* _Records excerpted from a collection_:

------------------------------------------------------------------------

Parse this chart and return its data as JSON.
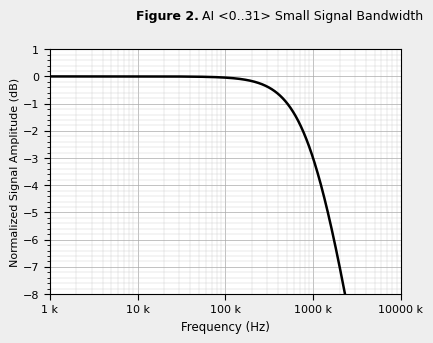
{
  "title_bold": "Figure 2.",
  "title_regular": " AI <0..31> Small Signal Bandwidth",
  "xlabel": "Frequency (Hz)",
  "ylabel": "Normalized Signal Amplitude (dB)",
  "xmin": 1000,
  "xmax": 10000000,
  "ymin": -8,
  "ymax": 1,
  "yticks": [
    1,
    0,
    -1,
    -2,
    -3,
    -4,
    -5,
    -6,
    -7,
    -8
  ],
  "xtick_values": [
    1000,
    10000,
    100000,
    1000000,
    10000000
  ],
  "xtick_labels": [
    "1 k",
    "10 k",
    "100 k",
    "1000 k",
    "10000 k"
  ],
  "line_color": "#000000",
  "line_width": 1.8,
  "bg_color": "#ffffff",
  "grid_major_color": "#aaaaaa",
  "grid_minor_color": "#cccccc",
  "fc_hz": 1000000,
  "figure_bg": "#eeeeee",
  "title_fontsize": 9,
  "axis_label_fontsize": 8.5,
  "tick_fontsize": 8
}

------------------------------------------------------------------------

* _REQUIREMENTS_: Would you mind returning each entry above word for word, skipping the images?

* _SOLUTION TO THE PROBLEM_:
Parse this chart and return its data as JSON.
{
  "title_bold": "Figure 2.",
  "title_regular": " AI <0..31> Small Signal Bandwidth",
  "xlabel": "Frequency (Hz)",
  "ylabel": "Normalized Signal Amplitude (dB)",
  "xmin": 1000,
  "xmax": 10000000,
  "ymin": -8,
  "ymax": 1,
  "yticks": [
    1,
    0,
    -1,
    -2,
    -3,
    -4,
    -5,
    -6,
    -7,
    -8
  ],
  "xtick_values": [
    1000,
    10000,
    100000,
    1000000,
    10000000
  ],
  "xtick_labels": [
    "1 k",
    "10 k",
    "100 k",
    "1000 k",
    "10000 k"
  ],
  "line_color": "#000000",
  "line_width": 1.8,
  "bg_color": "#ffffff",
  "grid_major_color": "#aaaaaa",
  "grid_minor_color": "#cccccc",
  "fc_hz": 1000000,
  "figure_bg": "#eeeeee",
  "title_fontsize": 9,
  "axis_label_fontsize": 8.5,
  "tick_fontsize": 8
}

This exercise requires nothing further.